[What you need to do] In the material below, find each line holding the string "data" and copy it.

^^^^

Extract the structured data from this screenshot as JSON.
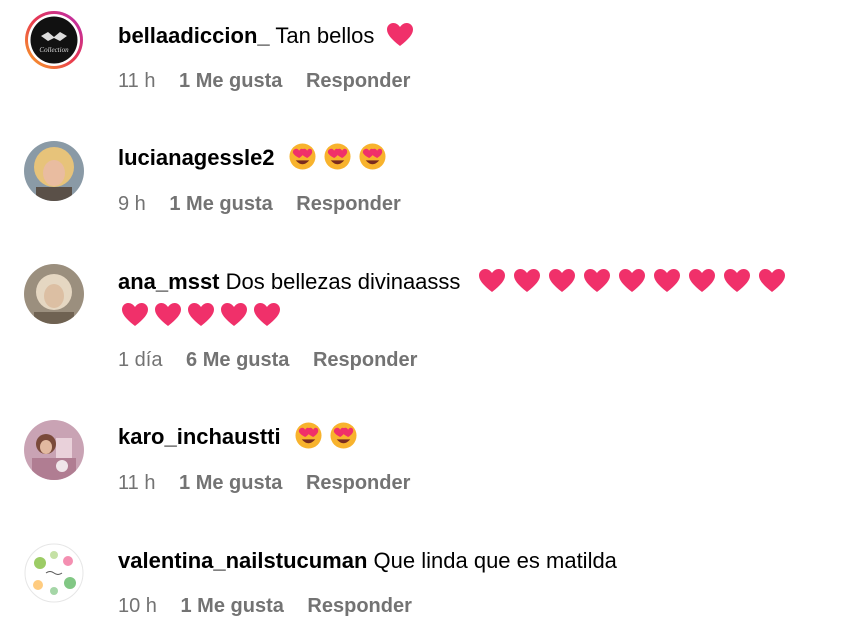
{
  "comments": [
    {
      "username": "bellaadiccion_",
      "text": "Tan bellos",
      "emojis": [
        "heart"
      ],
      "time": "11 h",
      "likes": "1 Me gusta",
      "reply": "Responder"
    },
    {
      "username": "lucianagessle2",
      "text": "",
      "emojis": [
        "heart-eyes",
        "heart-eyes",
        "heart-eyes"
      ],
      "time": "9 h",
      "likes": "1 Me gusta",
      "reply": "Responder"
    },
    {
      "username": "ana_msst",
      "text": "Dos bellezas divinaasss",
      "emojis": [
        "heart",
        "heart",
        "heart",
        "heart",
        "heart",
        "heart",
        "heart",
        "heart",
        "heart",
        "heart",
        "heart",
        "heart",
        "heart",
        "heart"
      ],
      "time": "1 día",
      "likes": "6 Me gusta",
      "reply": "Responder"
    },
    {
      "username": "karo_inchaustti",
      "text": "",
      "emojis": [
        "heart-eyes",
        "heart-eyes"
      ],
      "time": "11 h",
      "likes": "1 Me gusta",
      "reply": "Responder"
    },
    {
      "username": "valentina_nailstucuman",
      "text": "Que linda que es matilda",
      "emojis": [],
      "time": "10 h",
      "likes": "1 Me gusta",
      "reply": "Responder"
    }
  ],
  "colors": {
    "meta_gray": "#737373",
    "heart_pink": "#f0306a",
    "story_ring_start": "#f9a825",
    "story_ring_end": "#d6249f"
  }
}
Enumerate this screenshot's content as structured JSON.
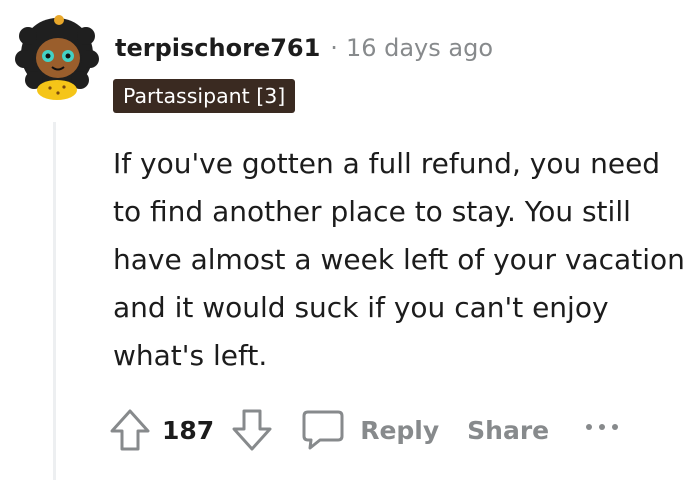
{
  "comment": {
    "username": "terpischore761",
    "separator": "·",
    "age": "16 days ago",
    "flair": "Partassipant [3]",
    "body": "If you've gotten a full refund, you need to find another place to stay. You still have almost a week left of your vacation and it would suck if you can't enjoy what's left.",
    "avatar_icon": "snoo-avatar"
  },
  "actions": {
    "upvote_icon": "upvote-arrow-icon",
    "score": "187",
    "downvote_icon": "downvote-arrow-icon",
    "reply_icon": "speech-bubble-icon",
    "reply_label": "Reply",
    "share_label": "Share",
    "more_icon": "ellipsis-icon"
  },
  "colors": {
    "text": "#1c1c1c",
    "muted": "#878a8c",
    "flair_bg": "#3a2a21",
    "flair_text": "#ffffff",
    "thread_line": "#edeff1",
    "avatar_yellow": "#f5c518",
    "avatar_hair": "#1f1f1f"
  }
}
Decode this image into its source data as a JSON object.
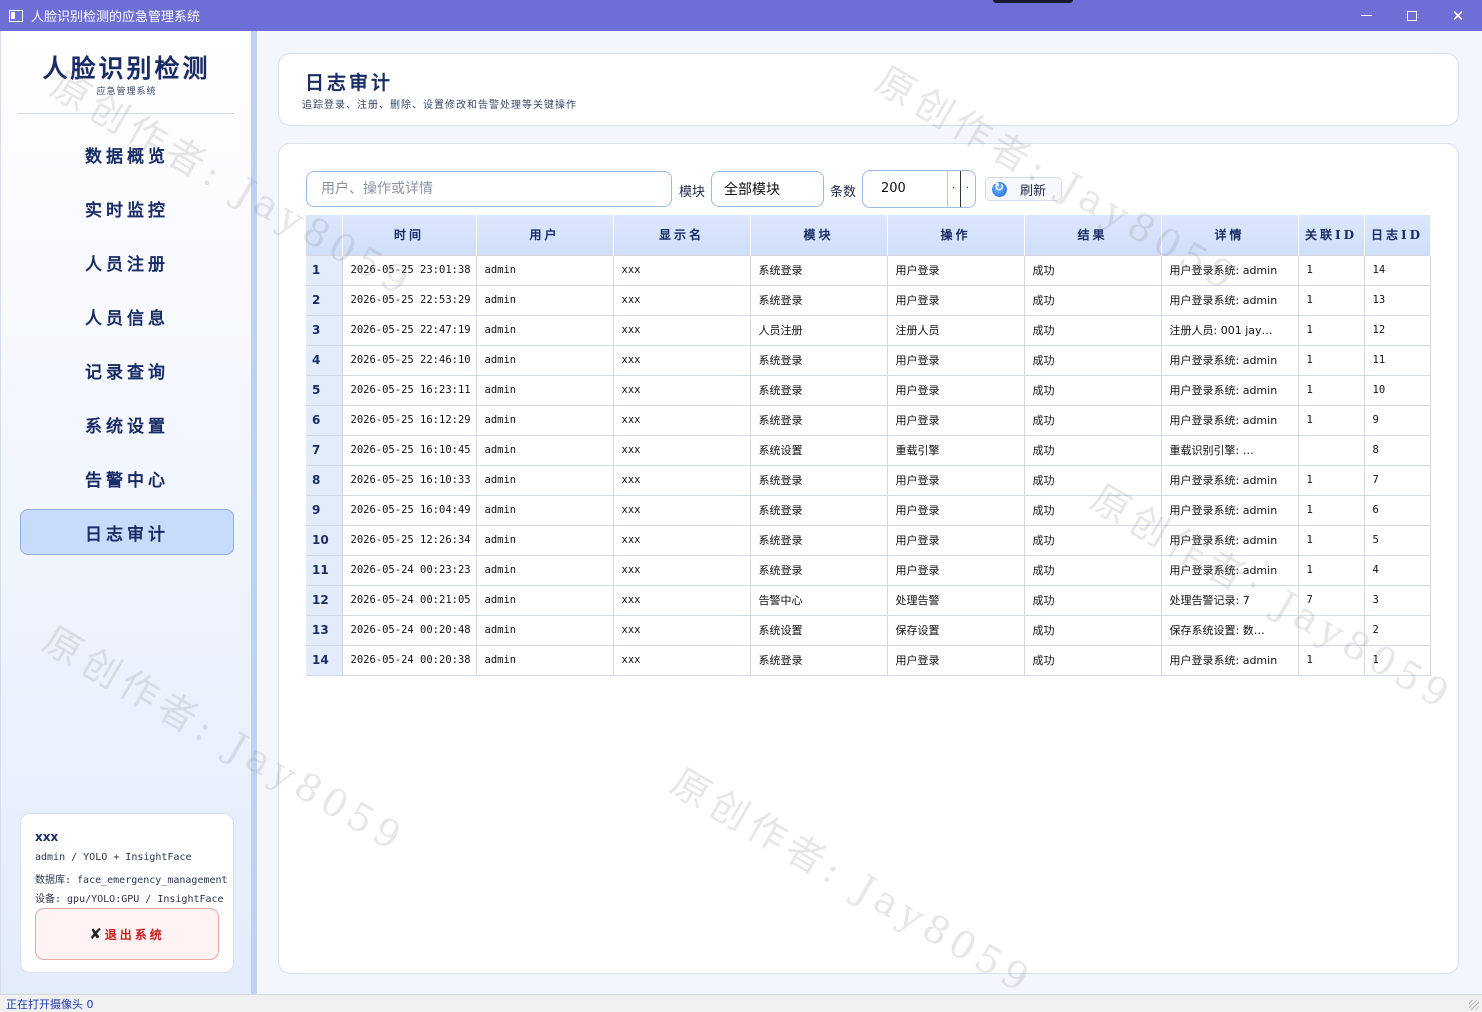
{
  "window": {
    "title": "人脸识别检测的应急管理系统"
  },
  "sidebar": {
    "brand_title": "人脸识别检测",
    "brand_subtitle": "应急管理系统",
    "nav": [
      {
        "label": "数据概览"
      },
      {
        "label": "实时监控"
      },
      {
        "label": "人员注册"
      },
      {
        "label": "人员信息"
      },
      {
        "label": "记录查询"
      },
      {
        "label": "系统设置"
      },
      {
        "label": "告警中心"
      },
      {
        "label": "日志审计",
        "active": true
      }
    ],
    "user": {
      "name": "xxx",
      "role_line": "admin / YOLO + InsightFace",
      "db_line": "数据库: face_emergency_management",
      "device_line": "设备: gpu/YOLO:GPU / InsightFace"
    },
    "logout_label": "退出系统"
  },
  "header": {
    "title": "日志审计",
    "subtitle": "追踪登录、注册、删除、设置修改和告警处理等关键操作"
  },
  "filters": {
    "search_placeholder": "用户、操作或详情",
    "module_label": "模块",
    "module_value": "全部模块",
    "count_label": "条数",
    "count_value": "200",
    "refresh_label": "刷新"
  },
  "table": {
    "columns": [
      "时间",
      "用户",
      "显示名",
      "模块",
      "操作",
      "结果",
      "详情",
      "关联ID",
      "日志ID"
    ],
    "rows": [
      {
        "n": "1",
        "time": "2026-05-25 23:01:38",
        "user": "admin",
        "display": "xxx",
        "module": "系统登录",
        "op": "用户登录",
        "result": "成功",
        "detail": "用户登录系统: admin",
        "ref": "1",
        "id": "14"
      },
      {
        "n": "2",
        "time": "2026-05-25 22:53:29",
        "user": "admin",
        "display": "xxx",
        "module": "系统登录",
        "op": "用户登录",
        "result": "成功",
        "detail": "用户登录系统: admin",
        "ref": "1",
        "id": "13"
      },
      {
        "n": "3",
        "time": "2026-05-25 22:47:19",
        "user": "admin",
        "display": "xxx",
        "module": "人员注册",
        "op": "注册人员",
        "result": "成功",
        "detail": "注册人员: 001 jay…",
        "ref": "1",
        "id": "12"
      },
      {
        "n": "4",
        "time": "2026-05-25 22:46:10",
        "user": "admin",
        "display": "xxx",
        "module": "系统登录",
        "op": "用户登录",
        "result": "成功",
        "detail": "用户登录系统: admin",
        "ref": "1",
        "id": "11"
      },
      {
        "n": "5",
        "time": "2026-05-25 16:23:11",
        "user": "admin",
        "display": "xxx",
        "module": "系统登录",
        "op": "用户登录",
        "result": "成功",
        "detail": "用户登录系统: admin",
        "ref": "1",
        "id": "10"
      },
      {
        "n": "6",
        "time": "2026-05-25 16:12:29",
        "user": "admin",
        "display": "xxx",
        "module": "系统登录",
        "op": "用户登录",
        "result": "成功",
        "detail": "用户登录系统: admin",
        "ref": "1",
        "id": "9"
      },
      {
        "n": "7",
        "time": "2026-05-25 16:10:45",
        "user": "admin",
        "display": "xxx",
        "module": "系统设置",
        "op": "重载引擎",
        "result": "成功",
        "detail": "重载识别引擎: …",
        "ref": "",
        "id": "8"
      },
      {
        "n": "8",
        "time": "2026-05-25 16:10:33",
        "user": "admin",
        "display": "xxx",
        "module": "系统登录",
        "op": "用户登录",
        "result": "成功",
        "detail": "用户登录系统: admin",
        "ref": "1",
        "id": "7"
      },
      {
        "n": "9",
        "time": "2026-05-25 16:04:49",
        "user": "admin",
        "display": "xxx",
        "module": "系统登录",
        "op": "用户登录",
        "result": "成功",
        "detail": "用户登录系统: admin",
        "ref": "1",
        "id": "6"
      },
      {
        "n": "10",
        "time": "2026-05-25 12:26:34",
        "user": "admin",
        "display": "xxx",
        "module": "系统登录",
        "op": "用户登录",
        "result": "成功",
        "detail": "用户登录系统: admin",
        "ref": "1",
        "id": "5"
      },
      {
        "n": "11",
        "time": "2026-05-24 00:23:23",
        "user": "admin",
        "display": "xxx",
        "module": "系统登录",
        "op": "用户登录",
        "result": "成功",
        "detail": "用户登录系统: admin",
        "ref": "1",
        "id": "4"
      },
      {
        "n": "12",
        "time": "2026-05-24 00:21:05",
        "user": "admin",
        "display": "xxx",
        "module": "告警中心",
        "op": "处理告警",
        "result": "成功",
        "detail": "处理告警记录: 7",
        "ref": "7",
        "id": "3"
      },
      {
        "n": "13",
        "time": "2026-05-24 00:20:48",
        "user": "admin",
        "display": "xxx",
        "module": "系统设置",
        "op": "保存设置",
        "result": "成功",
        "detail": "保存系统设置: 数…",
        "ref": "",
        "id": "2"
      },
      {
        "n": "14",
        "time": "2026-05-24 00:20:38",
        "user": "admin",
        "display": "xxx",
        "module": "系统登录",
        "op": "用户登录",
        "result": "成功",
        "detail": "用户登录系统: admin",
        "ref": "1",
        "id": "1"
      }
    ]
  },
  "status_bar": {
    "text": "正在打开摄像头 0"
  },
  "watermark": {
    "text": "原创作者: Jay8059"
  }
}
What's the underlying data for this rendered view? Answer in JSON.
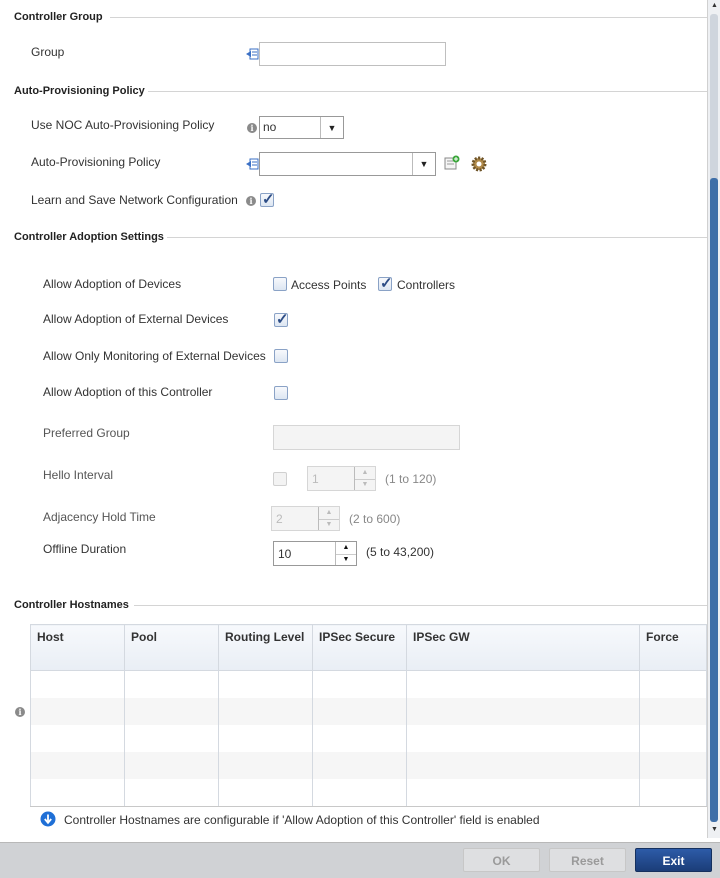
{
  "sections": {
    "controller_group": "Controller Group",
    "auto_provisioning": "Auto-Provisioning Policy",
    "adoption_settings": "Controller Adoption Settings",
    "hostnames": "Controller Hostnames"
  },
  "group": {
    "label": "Group",
    "value": ""
  },
  "use_noc": {
    "label": "Use NOC Auto-Provisioning Policy",
    "value": "no"
  },
  "auto_policy": {
    "label": "Auto-Provisioning Policy",
    "value": ""
  },
  "learn_save": {
    "label": "Learn and Save Network Configuration",
    "checked": true
  },
  "allow_adoption": {
    "label": "Allow Adoption of Devices",
    "access_points_label": "Access Points",
    "access_points_checked": false,
    "controllers_label": "Controllers",
    "controllers_checked": true
  },
  "allow_external": {
    "label": "Allow Adoption of External Devices",
    "checked": true
  },
  "monitor_external": {
    "label": "Allow Only Monitoring of External Devices",
    "checked": false
  },
  "adopt_this": {
    "label": "Allow Adoption of this Controller",
    "checked": false
  },
  "preferred_group": {
    "label": "Preferred Group",
    "value": ""
  },
  "hello_interval": {
    "label": "Hello Interval",
    "value": "1",
    "range": "(1 to 120)"
  },
  "adjacency_hold": {
    "label": "Adjacency Hold Time",
    "value": "2",
    "range": "(2 to 600)"
  },
  "offline_duration": {
    "label": "Offline Duration",
    "value": "10",
    "range": "(5 to 43,200)"
  },
  "table": {
    "columns": [
      "Host",
      "Pool",
      "Routing Level",
      "IPSec Secure",
      "IPSec GW",
      "Force"
    ],
    "row_count": 5
  },
  "note": "Controller Hostnames are configurable if 'Allow Adoption of this Controller' field is enabled",
  "buttons": {
    "ok": "OK",
    "reset": "Reset",
    "exit": "Exit"
  },
  "colors": {
    "accent": "#1b3d78",
    "info_blue": "#1f6fd6"
  }
}
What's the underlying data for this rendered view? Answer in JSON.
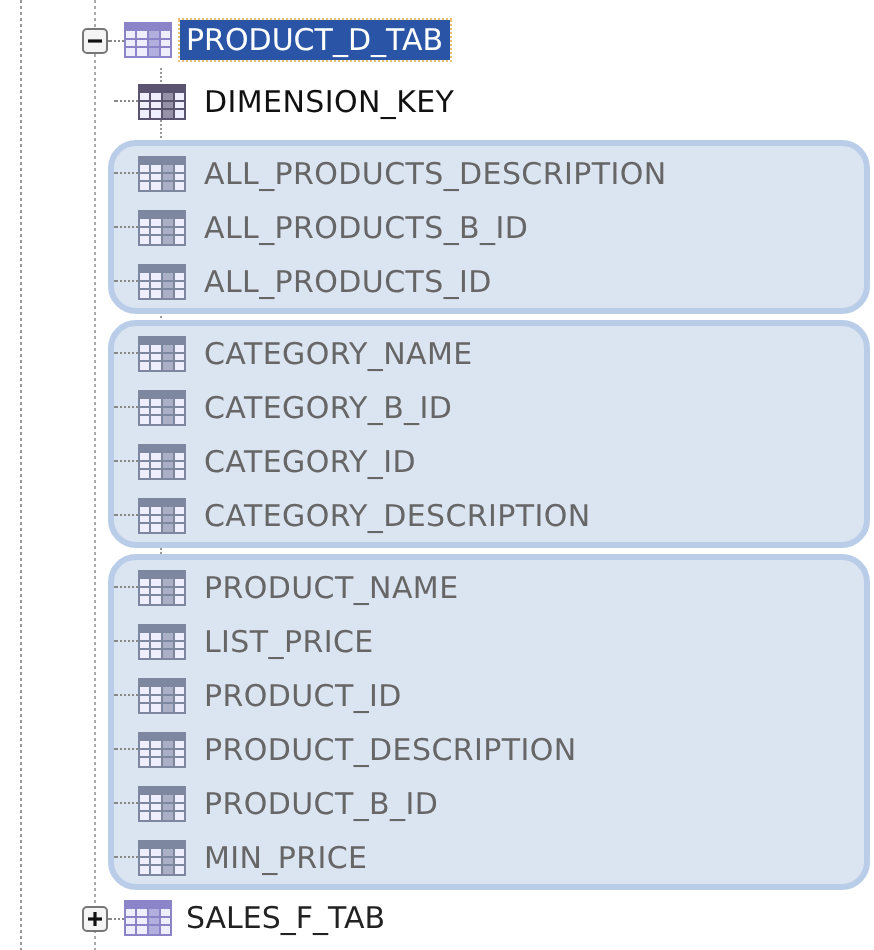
{
  "tree": [
    {
      "label": "PRODUCT_D_TAB",
      "expanded": true,
      "selected": true,
      "groups": [
        {
          "highlighted": false,
          "columns": [
            {
              "label": "DIMENSION_KEY",
              "kind": "key"
            }
          ]
        },
        {
          "highlighted": true,
          "columns": [
            {
              "label": "ALL_PRODUCTS_DESCRIPTION",
              "kind": "column"
            },
            {
              "label": "ALL_PRODUCTS_B_ID",
              "kind": "column"
            },
            {
              "label": "ALL_PRODUCTS_ID",
              "kind": "column"
            }
          ]
        },
        {
          "highlighted": true,
          "columns": [
            {
              "label": "CATEGORY_NAME",
              "kind": "column"
            },
            {
              "label": "CATEGORY_B_ID",
              "kind": "column"
            },
            {
              "label": "CATEGORY_ID",
              "kind": "column"
            },
            {
              "label": "CATEGORY_DESCRIPTION",
              "kind": "column"
            }
          ]
        },
        {
          "highlighted": true,
          "columns": [
            {
              "label": "PRODUCT_NAME",
              "kind": "column"
            },
            {
              "label": "LIST_PRICE",
              "kind": "column"
            },
            {
              "label": "PRODUCT_ID",
              "kind": "column"
            },
            {
              "label": "PRODUCT_DESCRIPTION",
              "kind": "column"
            },
            {
              "label": "PRODUCT_B_ID",
              "kind": "column"
            },
            {
              "label": "MIN_PRICE",
              "kind": "column"
            }
          ]
        }
      ]
    },
    {
      "label": "SALES_F_TAB",
      "expanded": false,
      "selected": false
    }
  ]
}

^^^^

[Response to the exercise]
Extract the structured data from this screenshot as JSON.
Decode this image into its source data as a JSON object.
What's the underlying data for this rendered view? Answer in JSON.
What's the underlying data for this rendered view? Answer in JSON.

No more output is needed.